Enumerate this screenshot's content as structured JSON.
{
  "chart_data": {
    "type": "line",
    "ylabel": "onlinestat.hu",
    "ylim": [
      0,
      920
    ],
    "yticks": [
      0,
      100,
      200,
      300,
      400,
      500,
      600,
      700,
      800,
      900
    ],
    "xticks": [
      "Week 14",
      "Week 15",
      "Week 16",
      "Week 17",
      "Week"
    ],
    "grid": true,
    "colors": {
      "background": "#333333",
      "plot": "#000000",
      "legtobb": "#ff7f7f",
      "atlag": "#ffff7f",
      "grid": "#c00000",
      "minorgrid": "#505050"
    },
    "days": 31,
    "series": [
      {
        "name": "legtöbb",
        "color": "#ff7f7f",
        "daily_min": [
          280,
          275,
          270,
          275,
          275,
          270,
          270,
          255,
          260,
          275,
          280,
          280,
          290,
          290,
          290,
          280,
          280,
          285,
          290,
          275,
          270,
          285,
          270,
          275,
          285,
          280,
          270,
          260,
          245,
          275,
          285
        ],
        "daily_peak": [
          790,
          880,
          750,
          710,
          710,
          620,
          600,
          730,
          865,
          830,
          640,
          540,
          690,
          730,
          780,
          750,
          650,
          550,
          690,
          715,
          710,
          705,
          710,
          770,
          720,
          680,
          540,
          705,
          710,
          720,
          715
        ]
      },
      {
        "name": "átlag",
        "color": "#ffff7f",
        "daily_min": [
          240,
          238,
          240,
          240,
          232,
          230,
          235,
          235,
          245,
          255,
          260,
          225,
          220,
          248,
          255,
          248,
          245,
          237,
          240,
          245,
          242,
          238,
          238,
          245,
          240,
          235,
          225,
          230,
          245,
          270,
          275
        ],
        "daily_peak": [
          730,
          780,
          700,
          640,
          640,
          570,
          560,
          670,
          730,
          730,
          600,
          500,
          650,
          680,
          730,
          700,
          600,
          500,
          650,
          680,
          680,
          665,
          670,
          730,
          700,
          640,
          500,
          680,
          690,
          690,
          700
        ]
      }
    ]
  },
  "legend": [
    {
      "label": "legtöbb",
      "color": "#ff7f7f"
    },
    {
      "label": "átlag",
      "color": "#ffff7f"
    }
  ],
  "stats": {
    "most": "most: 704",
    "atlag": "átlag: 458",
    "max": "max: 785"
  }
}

■ ■ ■ ■ ■

Return all of the entries exactly as written.

Enumerate this screenshot's content as structured JSON.
{
  "chart_data": {
    "type": "line",
    "ylabel": "onlinestat.hu",
    "ylim": [
      0,
      920
    ],
    "yticks": [
      0,
      100,
      200,
      300,
      400,
      500,
      600,
      700,
      800,
      900
    ],
    "xticks": [
      "Week 14",
      "Week 15",
      "Week 16",
      "Week 17",
      "Week"
    ],
    "grid": true,
    "colors": {
      "background": "#333333",
      "plot": "#000000",
      "legtobb": "#ff7f7f",
      "atlag": "#ffff7f",
      "grid": "#c00000",
      "minorgrid": "#505050"
    },
    "days": 31,
    "series": [
      {
        "name": "legtöbb",
        "color": "#ff7f7f",
        "daily_min": [
          280,
          275,
          270,
          275,
          275,
          270,
          270,
          255,
          260,
          275,
          280,
          280,
          290,
          290,
          290,
          280,
          280,
          285,
          290,
          275,
          270,
          285,
          270,
          275,
          285,
          280,
          270,
          260,
          245,
          275,
          285
        ],
        "daily_peak": [
          790,
          880,
          750,
          710,
          710,
          620,
          600,
          730,
          865,
          830,
          640,
          540,
          690,
          730,
          780,
          750,
          650,
          550,
          690,
          715,
          710,
          705,
          710,
          770,
          720,
          680,
          540,
          705,
          710,
          720,
          715
        ]
      },
      {
        "name": "átlag",
        "color": "#ffff7f",
        "daily_min": [
          240,
          238,
          240,
          240,
          232,
          230,
          235,
          235,
          245,
          255,
          260,
          225,
          220,
          248,
          255,
          248,
          245,
          237,
          240,
          245,
          242,
          238,
          238,
          245,
          240,
          235,
          225,
          230,
          245,
          270,
          275
        ],
        "daily_peak": [
          730,
          780,
          700,
          640,
          640,
          570,
          560,
          670,
          730,
          730,
          600,
          500,
          650,
          680,
          730,
          700,
          600,
          500,
          650,
          680,
          680,
          665,
          670,
          730,
          700,
          640,
          500,
          680,
          690,
          690,
          700
        ]
      }
    ]
  },
  "legend": [
    {
      "label": "legtöbb",
      "color": "#ff7f7f"
    },
    {
      "label": "átlag",
      "color": "#ffff7f"
    }
  ],
  "stats": {
    "most": "most: 704",
    "atlag": "átlag: 458",
    "max": "max: 785"
  }
}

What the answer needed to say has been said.